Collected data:
start

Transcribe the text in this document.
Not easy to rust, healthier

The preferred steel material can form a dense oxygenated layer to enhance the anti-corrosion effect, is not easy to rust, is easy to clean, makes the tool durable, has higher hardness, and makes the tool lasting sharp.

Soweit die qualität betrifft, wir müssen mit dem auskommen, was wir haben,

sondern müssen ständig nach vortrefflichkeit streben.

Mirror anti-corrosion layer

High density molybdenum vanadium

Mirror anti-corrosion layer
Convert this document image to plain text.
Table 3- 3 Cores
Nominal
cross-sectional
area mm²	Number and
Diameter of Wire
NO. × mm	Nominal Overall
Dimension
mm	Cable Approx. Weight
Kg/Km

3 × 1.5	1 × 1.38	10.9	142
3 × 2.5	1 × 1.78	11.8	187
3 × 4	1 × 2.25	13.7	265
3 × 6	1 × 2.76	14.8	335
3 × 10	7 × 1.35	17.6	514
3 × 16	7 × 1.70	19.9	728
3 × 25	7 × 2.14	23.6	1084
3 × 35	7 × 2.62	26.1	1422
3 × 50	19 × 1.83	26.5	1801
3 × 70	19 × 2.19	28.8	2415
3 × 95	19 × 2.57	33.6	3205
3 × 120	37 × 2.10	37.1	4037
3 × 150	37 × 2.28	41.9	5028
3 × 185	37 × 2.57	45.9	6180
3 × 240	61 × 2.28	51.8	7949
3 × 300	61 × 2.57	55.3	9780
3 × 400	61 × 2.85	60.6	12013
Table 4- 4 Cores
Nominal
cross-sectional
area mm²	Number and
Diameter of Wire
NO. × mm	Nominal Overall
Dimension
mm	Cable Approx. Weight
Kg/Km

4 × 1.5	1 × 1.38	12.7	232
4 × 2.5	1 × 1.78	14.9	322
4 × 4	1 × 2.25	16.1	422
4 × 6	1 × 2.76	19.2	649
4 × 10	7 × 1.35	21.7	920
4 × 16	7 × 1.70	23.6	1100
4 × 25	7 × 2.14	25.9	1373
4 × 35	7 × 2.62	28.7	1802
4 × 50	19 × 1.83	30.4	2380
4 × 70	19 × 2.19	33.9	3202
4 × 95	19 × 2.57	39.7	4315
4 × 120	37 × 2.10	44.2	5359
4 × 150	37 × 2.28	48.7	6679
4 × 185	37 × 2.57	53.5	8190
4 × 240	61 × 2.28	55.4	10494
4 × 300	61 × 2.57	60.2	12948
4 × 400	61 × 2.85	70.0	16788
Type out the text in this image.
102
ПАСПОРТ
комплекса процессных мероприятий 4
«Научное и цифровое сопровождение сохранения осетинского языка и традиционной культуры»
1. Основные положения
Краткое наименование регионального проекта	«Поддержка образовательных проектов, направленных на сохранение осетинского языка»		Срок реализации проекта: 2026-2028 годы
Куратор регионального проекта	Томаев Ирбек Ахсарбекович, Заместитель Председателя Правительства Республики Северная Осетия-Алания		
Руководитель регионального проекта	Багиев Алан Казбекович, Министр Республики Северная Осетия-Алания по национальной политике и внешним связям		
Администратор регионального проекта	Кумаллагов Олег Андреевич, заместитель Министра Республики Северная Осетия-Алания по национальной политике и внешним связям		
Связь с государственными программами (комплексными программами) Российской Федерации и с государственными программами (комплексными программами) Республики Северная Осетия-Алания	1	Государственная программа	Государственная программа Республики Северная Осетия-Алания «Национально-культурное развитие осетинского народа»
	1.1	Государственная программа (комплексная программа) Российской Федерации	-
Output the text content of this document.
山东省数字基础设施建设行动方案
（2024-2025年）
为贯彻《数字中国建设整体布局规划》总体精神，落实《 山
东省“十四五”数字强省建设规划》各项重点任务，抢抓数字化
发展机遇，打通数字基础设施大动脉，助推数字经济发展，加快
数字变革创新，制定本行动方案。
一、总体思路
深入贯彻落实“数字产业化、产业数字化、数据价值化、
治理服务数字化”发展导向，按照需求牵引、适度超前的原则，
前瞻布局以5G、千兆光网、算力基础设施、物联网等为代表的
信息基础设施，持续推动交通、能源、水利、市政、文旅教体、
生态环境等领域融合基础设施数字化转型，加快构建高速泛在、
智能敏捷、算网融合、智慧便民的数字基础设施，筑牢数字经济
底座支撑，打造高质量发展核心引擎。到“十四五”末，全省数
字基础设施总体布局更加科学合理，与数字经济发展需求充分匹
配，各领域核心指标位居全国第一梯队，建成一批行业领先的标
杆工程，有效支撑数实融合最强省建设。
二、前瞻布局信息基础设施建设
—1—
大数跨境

end

Instructions for the task
Reproduce every entry shown above, precisely as it stands.

Response
Transcribe the text in this document.
Not easy to rust, healthier

The preferred steel material can form a dense oxygenated layer to enhance the anti-corrosion effect, is not easy to rust, is easy to clean, makes the tool durable, has higher hardness, and makes the tool lasting sharp.

Soweit die qualität betrifft, wir müssen mit dem auskommen, was wir haben,

sondern müssen ständig nach vortrefflichkeit streben.

Mirror anti-corrosion layer

High density molybdenum vanadium

Mirror anti-corrosion layer
Convert this document image to plain text.
Table 3- 3 Cores
Nominal
cross-sectional
area mm²	Number and
Diameter of Wire
NO. × mm	Nominal Overall
Dimension
mm	Cable Approx. Weight
Kg/Km

3 × 1.5	1 × 1.38	10.9	142
3 × 2.5	1 × 1.78	11.8	187
3 × 4	1 × 2.25	13.7	265
3 × 6	1 × 2.76	14.8	335
3 × 10	7 × 1.35	17.6	514
3 × 16	7 × 1.70	19.9	728
3 × 25	7 × 2.14	23.6	1084
3 × 35	7 × 2.62	26.1	1422
3 × 50	19 × 1.83	26.5	1801
3 × 70	19 × 2.19	28.8	2415
3 × 95	19 × 2.57	33.6	3205
3 × 120	37 × 2.10	37.1	4037
3 × 150	37 × 2.28	41.9	5028
3 × 185	37 × 2.57	45.9	6180
3 × 240	61 × 2.28	51.8	7949
3 × 300	61 × 2.57	55.3	9780
3 × 400	61 × 2.85	60.6	12013
Table 4- 4 Cores
Nominal
cross-sectional
area mm²	Number and
Diameter of Wire
NO. × mm	Nominal Overall
Dimension
mm	Cable Approx. Weight
Kg/Km

4 × 1.5	1 × 1.38	12.7	232
4 × 2.5	1 × 1.78	14.9	322
4 × 4	1 × 2.25	16.1	422
4 × 6	1 × 2.76	19.2	649
4 × 10	7 × 1.35	21.7	920
4 × 16	7 × 1.70	23.6	1100
4 × 25	7 × 2.14	25.9	1373
4 × 35	7 × 2.62	28.7	1802
4 × 50	19 × 1.83	30.4	2380
4 × 70	19 × 2.19	33.9	3202
4 × 95	19 × 2.57	39.7	4315
4 × 120	37 × 2.10	44.2	5359
4 × 150	37 × 2.28	48.7	6679
4 × 185	37 × 2.57	53.5	8190
4 × 240	61 × 2.28	55.4	10494
4 × 300	61 × 2.57	60.2	12948
4 × 400	61 × 2.85	70.0	16788
Type out the text in this image.
102
ПАСПОРТ
комплекса процессных мероприятий 4
«Научное и цифровое сопровождение сохранения осетинского языка и традиционной культуры»
1. Основные положения
Краткое наименование регионального проекта	«Поддержка образовательных проектов, направленных на сохранение осетинского языка»		Срок реализации проекта: 2026-2028 годы
Куратор регионального проекта	Томаев Ирбек Ахсарбекович, Заместитель Председателя Правительства Республики Северная Осетия-Алания		
Руководитель регионального проекта	Багиев Алан Казбекович, Министр Республики Северная Осетия-Алания по национальной политике и внешним связям		
Администратор регионального проекта	Кумаллагов Олег Андреевич, заместитель Министра Республики Северная Осетия-Алания по национальной политике и внешним связям		
Связь с государственными программами (комплексными программами) Российской Федерации и с государственными программами (комплексными программами) Республики Северная Осетия-Алания	1	Государственная программа	Государственная программа Республики Северная Осетия-Алания «Национально-культурное развитие осетинского народа»
	1.1	Государственная программа (комплексная программа) Российской Федерации	-
Output the text content of this document.
山东省数字基础设施建设行动方案
（2024-2025年）
为贯彻《数字中国建设整体布局规划》总体精神，落实《 山
东省“十四五”数字强省建设规划》各项重点任务，抢抓数字化
发展机遇，打通数字基础设施大动脉，助推数字经济发展，加快
数字变革创新，制定本行动方案。
一、总体思路
深入贯彻落实“数字产业化、产业数字化、数据价值化、
治理服务数字化”发展导向，按照需求牵引、适度超前的原则，
前瞻布局以5G、千兆光网、算力基础设施、物联网等为代表的
信息基础设施，持续推动交通、能源、水利、市政、文旅教体、
生态环境等领域融合基础设施数字化转型，加快构建高速泛在、
智能敏捷、算网融合、智慧便民的数字基础设施，筑牢数字经济
底座支撑，打造高质量发展核心引擎。到“十四五”末，全省数
字基础设施总体布局更加科学合理，与数字经济发展需求充分匹
配，各领域核心指标位居全国第一梯队，建成一批行业领先的标
杆工程，有效支撑数实融合最强省建设。
二、前瞻布局信息基础设施建设
—1—
大数跨境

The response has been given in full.